▸ **GIVEN EXERCISE**:
Please report every line from the material that contains the word "INDX".

▸ **INPUT RECORDS**:
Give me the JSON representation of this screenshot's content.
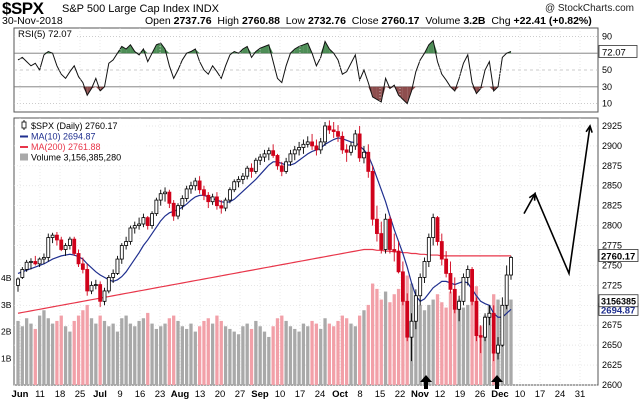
{
  "header": {
    "symbol": "$SPX",
    "name": "S&P 500 Large Cap Index",
    "exchange": "INDX",
    "date": "30-Nov-2018",
    "open_label": "Open",
    "open": "2737.76",
    "high_label": "High",
    "high": "2760.88",
    "low_label": "Low",
    "low": "2732.76",
    "close_label": "Close",
    "close": "2760.17",
    "volume_label": "Volume",
    "volume": "3.2B",
    "chg_label": "Chg",
    "chg": "+22.41 (+0.82%)",
    "copyright": "@ StockCharts.com"
  },
  "rsi_panel": {
    "title": "RSI(5) 72.07",
    "ticks": [
      90,
      70,
      50,
      30,
      10
    ],
    "value_tag": "72.07",
    "overbought": 70,
    "oversold": 30
  },
  "price_panel": {
    "legend": [
      "$SPX (Daily) 2760.17",
      "MA(10) 2694.87",
      "MA(200) 2761.88",
      "Volume 3,156,385,280"
    ],
    "y_ticks": [
      2925,
      2900,
      2875,
      2850,
      2825,
      2800,
      2775,
      2750,
      2725,
      2700,
      2675,
      2650,
      2625,
      2600
    ],
    "volume_ticks": [
      "4B",
      "3B",
      "2B",
      "1B"
    ],
    "close_tag": "2760.17",
    "ma200_tag": "2761.88",
    "ma10_tag": "2694.87",
    "volume_tag": "3156385",
    "x_labels": [
      "Jun",
      "11",
      "18",
      "25",
      "Jul",
      "9",
      "16",
      "23",
      "Aug",
      "13",
      "20",
      "27",
      "Sep",
      "10",
      "17",
      "24",
      "Oct",
      "8",
      "15",
      "22",
      "Nov",
      "12",
      "19",
      "26",
      "Dec",
      "10",
      "17",
      "24",
      "31"
    ]
  },
  "colors": {
    "up": "#000000",
    "down": "#d0021b",
    "ma10": "#1f2f8f",
    "ma200": "#e8364a",
    "rsi_above": "#2f7a3a",
    "rsi_below": "#7a2f2f",
    "volume_up": "#a9a9a9",
    "volume_down": "#f2a0a8"
  },
  "chart_data": {
    "type": "candlestick",
    "title": "$SPX S&P 500 Large Cap Index INDX",
    "date_range": [
      "2018-06-01",
      "2018-11-30"
    ],
    "ylim": [
      2600,
      2935
    ],
    "rsi_ylim": [
      0,
      100
    ],
    "candles": [
      [
        2725,
        2735,
        2717,
        2733
      ],
      [
        2735,
        2748,
        2733,
        2745
      ],
      [
        2745,
        2757,
        2742,
        2754
      ],
      [
        2754,
        2759,
        2745,
        2755
      ],
      [
        2755,
        2762,
        2750,
        2752
      ],
      [
        2752,
        2760,
        2748,
        2758
      ],
      [
        2758,
        2765,
        2752,
        2760
      ],
      [
        2760,
        2790,
        2755,
        2785
      ],
      [
        2785,
        2791,
        2778,
        2788
      ],
      [
        2788,
        2792,
        2775,
        2782
      ],
      [
        2782,
        2786,
        2768,
        2770
      ],
      [
        2770,
        2778,
        2762,
        2775
      ],
      [
        2775,
        2786,
        2770,
        2783
      ],
      [
        2783,
        2786,
        2762,
        2765
      ],
      [
        2765,
        2770,
        2748,
        2752
      ],
      [
        2752,
        2760,
        2740,
        2745
      ],
      [
        2745,
        2752,
        2712,
        2718
      ],
      [
        2718,
        2730,
        2714,
        2725
      ],
      [
        2725,
        2732,
        2720,
        2726
      ],
      [
        2726,
        2730,
        2698,
        2705
      ],
      [
        2705,
        2722,
        2700,
        2718
      ],
      [
        2718,
        2738,
        2715,
        2735
      ],
      [
        2735,
        2745,
        2728,
        2740
      ],
      [
        2740,
        2762,
        2738,
        2758
      ],
      [
        2758,
        2778,
        2752,
        2775
      ],
      [
        2775,
        2786,
        2770,
        2780
      ],
      [
        2780,
        2800,
        2776,
        2797
      ],
      [
        2797,
        2805,
        2790,
        2800
      ],
      [
        2800,
        2810,
        2795,
        2802
      ],
      [
        2802,
        2815,
        2798,
        2810
      ],
      [
        2810,
        2812,
        2795,
        2800
      ],
      [
        2800,
        2818,
        2796,
        2815
      ],
      [
        2815,
        2835,
        2812,
        2832
      ],
      [
        2832,
        2845,
        2825,
        2840
      ],
      [
        2840,
        2848,
        2830,
        2842
      ],
      [
        2842,
        2845,
        2822,
        2828
      ],
      [
        2828,
        2832,
        2806,
        2812
      ],
      [
        2812,
        2828,
        2808,
        2825
      ],
      [
        2825,
        2838,
        2820,
        2834
      ],
      [
        2834,
        2850,
        2830,
        2846
      ],
      [
        2846,
        2855,
        2840,
        2850
      ],
      [
        2850,
        2860,
        2844,
        2856
      ],
      [
        2856,
        2862,
        2840,
        2845
      ],
      [
        2845,
        2850,
        2832,
        2838
      ],
      [
        2838,
        2842,
        2822,
        2830
      ],
      [
        2830,
        2840,
        2826,
        2836
      ],
      [
        2836,
        2842,
        2820,
        2825
      ],
      [
        2825,
        2832,
        2815,
        2822
      ],
      [
        2822,
        2835,
        2818,
        2832
      ],
      [
        2832,
        2848,
        2828,
        2845
      ],
      [
        2845,
        2858,
        2842,
        2855
      ],
      [
        2855,
        2862,
        2848,
        2858
      ],
      [
        2858,
        2866,
        2852,
        2862
      ],
      [
        2862,
        2875,
        2858,
        2872
      ],
      [
        2872,
        2878,
        2860,
        2868
      ],
      [
        2868,
        2885,
        2865,
        2882
      ],
      [
        2882,
        2890,
        2876,
        2886
      ],
      [
        2886,
        2895,
        2880,
        2890
      ],
      [
        2890,
        2898,
        2882,
        2894
      ],
      [
        2894,
        2902,
        2885,
        2888
      ],
      [
        2888,
        2890,
        2870,
        2875
      ],
      [
        2875,
        2880,
        2862,
        2868
      ],
      [
        2868,
        2885,
        2865,
        2880
      ],
      [
        2880,
        2895,
        2875,
        2890
      ],
      [
        2890,
        2900,
        2882,
        2895
      ],
      [
        2895,
        2905,
        2888,
        2898
      ],
      [
        2898,
        2908,
        2890,
        2902
      ],
      [
        2902,
        2912,
        2898,
        2905
      ],
      [
        2905,
        2915,
        2895,
        2900
      ],
      [
        2900,
        2908,
        2888,
        2895
      ],
      [
        2895,
        2910,
        2890,
        2905
      ],
      [
        2905,
        2930,
        2900,
        2925
      ],
      [
        2925,
        2932,
        2915,
        2920
      ],
      [
        2920,
        2930,
        2910,
        2918
      ],
      [
        2918,
        2926,
        2905,
        2912
      ],
      [
        2912,
        2918,
        2890,
        2895
      ],
      [
        2895,
        2902,
        2880,
        2892
      ],
      [
        2892,
        2905,
        2888,
        2900
      ],
      [
        2900,
        2920,
        2895,
        2915
      ],
      [
        2915,
        2925,
        2880,
        2885
      ],
      [
        2885,
        2900,
        2878,
        2892
      ],
      [
        2892,
        2902,
        2860,
        2868
      ],
      [
        2868,
        2875,
        2800,
        2808
      ],
      [
        2808,
        2825,
        2780,
        2790
      ],
      [
        2790,
        2805,
        2765,
        2770
      ],
      [
        2770,
        2815,
        2765,
        2808
      ],
      [
        2808,
        2812,
        2765,
        2770
      ],
      [
        2770,
        2790,
        2755,
        2768
      ],
      [
        2768,
        2780,
        2740,
        2742
      ],
      [
        2742,
        2755,
        2700,
        2705
      ],
      [
        2705,
        2715,
        2655,
        2660
      ],
      [
        2660,
        2690,
        2630,
        2680
      ],
      [
        2680,
        2720,
        2670,
        2712
      ],
      [
        2712,
        2740,
        2700,
        2735
      ],
      [
        2735,
        2760,
        2728,
        2755
      ],
      [
        2755,
        2790,
        2748,
        2785
      ],
      [
        2785,
        2815,
        2775,
        2810
      ],
      [
        2810,
        2812,
        2775,
        2780
      ],
      [
        2780,
        2790,
        2750,
        2758
      ],
      [
        2758,
        2768,
        2735,
        2740
      ],
      [
        2740,
        2755,
        2715,
        2720
      ],
      [
        2720,
        2735,
        2690,
        2695
      ],
      [
        2695,
        2712,
        2680,
        2705
      ],
      [
        2705,
        2740,
        2700,
        2735
      ],
      [
        2735,
        2750,
        2725,
        2745
      ],
      [
        2745,
        2748,
        2700,
        2705
      ],
      [
        2705,
        2710,
        2655,
        2662
      ],
      [
        2662,
        2675,
        2640,
        2660
      ],
      [
        2660,
        2690,
        2655,
        2685
      ],
      [
        2685,
        2700,
        2675,
        2690
      ],
      [
        2690,
        2700,
        2630,
        2640
      ],
      [
        2640,
        2660,
        2632,
        2650
      ],
      [
        2650,
        2710,
        2648,
        2700
      ],
      [
        2700,
        2750,
        2695,
        2738
      ],
      [
        2738,
        2762,
        2732,
        2760
      ]
    ],
    "rsi": [
      62,
      65,
      60,
      55,
      58,
      50,
      68,
      72,
      70,
      55,
      45,
      40,
      48,
      55,
      42,
      35,
      20,
      28,
      40,
      25,
      30,
      58,
      62,
      70,
      78,
      75,
      80,
      72,
      68,
      75,
      60,
      70,
      80,
      82,
      75,
      55,
      40,
      50,
      62,
      70,
      72,
      75,
      60,
      50,
      45,
      55,
      48,
      40,
      55,
      68,
      72,
      70,
      75,
      78,
      65,
      72,
      76,
      78,
      80,
      60,
      40,
      35,
      55,
      70,
      75,
      78,
      80,
      82,
      70,
      55,
      65,
      84,
      75,
      70,
      62,
      45,
      48,
      58,
      68,
      38,
      50,
      35,
      18,
      15,
      12,
      40,
      28,
      32,
      20,
      15,
      10,
      25,
      48,
      62,
      70,
      80,
      85,
      60,
      45,
      38,
      30,
      25,
      40,
      58,
      68,
      35,
      22,
      28,
      50,
      60,
      25,
      30,
      65,
      70,
      72
    ],
    "ma10": [
      2740,
      2742,
      2744,
      2746,
      2748,
      2750,
      2752,
      2755,
      2758,
      2760,
      2762,
      2763,
      2764,
      2763,
      2761,
      2758,
      2752,
      2747,
      2742,
      2738,
      2735,
      2732,
      2730,
      2732,
      2736,
      2742,
      2750,
      2758,
      2766,
      2775,
      2782,
      2790,
      2798,
      2806,
      2812,
      2816,
      2818,
      2820,
      2823,
      2827,
      2832,
      2836,
      2838,
      2838,
      2836,
      2834,
      2832,
      2830,
      2829,
      2830,
      2833,
      2838,
      2843,
      2848,
      2853,
      2858,
      2864,
      2870,
      2876,
      2880,
      2880,
      2878,
      2876,
      2876,
      2878,
      2882,
      2886,
      2890,
      2893,
      2895,
      2897,
      2902,
      2905,
      2908,
      2910,
      2909,
      2907,
      2905,
      2904,
      2900,
      2895,
      2888,
      2875,
      2860,
      2845,
      2830,
      2812,
      2795,
      2780,
      2765,
      2748,
      2728,
      2712,
      2705,
      2708,
      2715,
      2722,
      2726,
      2730,
      2730,
      2728,
      2726,
      2728,
      2730,
      2728,
      2720,
      2712,
      2705,
      2702,
      2700,
      2690,
      2685,
      2685,
      2690,
      2695
    ],
    "ma200": [
      2690,
      2691,
      2692,
      2693,
      2694,
      2695,
      2696,
      2697,
      2698,
      2699,
      2700,
      2701,
      2702,
      2703,
      2704,
      2705,
      2706,
      2707,
      2708,
      2709,
      2710,
      2711,
      2712,
      2713,
      2714,
      2715,
      2716,
      2717,
      2718,
      2719,
      2720,
      2721,
      2722,
      2723,
      2724,
      2725,
      2726,
      2727,
      2728,
      2729,
      2730,
      2731,
      2732,
      2733,
      2734,
      2735,
      2736,
      2737,
      2738,
      2739,
      2740,
      2741,
      2742,
      2743,
      2744,
      2745,
      2746,
      2747,
      2748,
      2749,
      2750,
      2751,
      2752,
      2753,
      2754,
      2755,
      2756,
      2757,
      2758,
      2759,
      2760,
      2761,
      2762,
      2763,
      2764,
      2765,
      2766,
      2767,
      2768,
      2769,
      2770,
      2770,
      2770,
      2769,
      2769,
      2768,
      2768,
      2767,
      2767,
      2766,
      2766,
      2765,
      2765,
      2764,
      2764,
      2763,
      2763,
      2763,
      2762,
      2762,
      2762,
      2762,
      2762,
      2762,
      2762,
      2762,
      2762,
      2762,
      2762,
      2762,
      2762,
      2762,
      2762,
      2762,
      2762
    ],
    "volume": [
      2.4,
      2.2,
      2.5,
      2.3,
      2.1,
      2.6,
      2.8,
      2.5,
      2.3,
      2.4,
      2.6,
      2.2,
      2.0,
      2.4,
      2.6,
      2.8,
      3.0,
      2.5,
      2.3,
      2.6,
      2.4,
      2.2,
      2.3,
      2.0,
      2.5,
      2.6,
      2.3,
      2.2,
      2.4,
      2.5,
      2.7,
      2.3,
      2.1,
      2.2,
      2.3,
      2.5,
      2.6,
      2.4,
      2.2,
      2.1,
      2.3,
      2.0,
      2.2,
      2.4,
      2.5,
      2.3,
      2.6,
      2.4,
      2.2,
      2.1,
      2.0,
      1.9,
      2.2,
      2.3,
      2.1,
      2.4,
      2.2,
      2.0,
      1.8,
      2.2,
      2.5,
      2.6,
      2.4,
      2.2,
      2.1,
      2.0,
      2.3,
      2.2,
      2.4,
      2.3,
      2.1,
      2.5,
      2.3,
      2.2,
      2.4,
      2.6,
      2.5,
      2.3,
      2.2,
      2.6,
      2.8,
      3.0,
      3.8,
      3.6,
      3.2,
      3.5,
      3.1,
      3.4,
      3.6,
      3.9,
      4.1,
      3.8,
      3.2,
      3.0,
      2.8,
      3.0,
      3.2,
      3.4,
      3.1,
      2.9,
      3.5,
      3.6,
      3.2,
      2.9,
      3.0,
      3.6,
      3.7,
      2.2,
      2.6,
      3.0,
      3.4,
      3.2,
      2.8,
      3.0,
      3.2
    ]
  }
}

▸ **EXERCISE ANSWER**:
    "exchange": "INDX",
    "title": "$SPX S&P 500 Large Cap Index INDX",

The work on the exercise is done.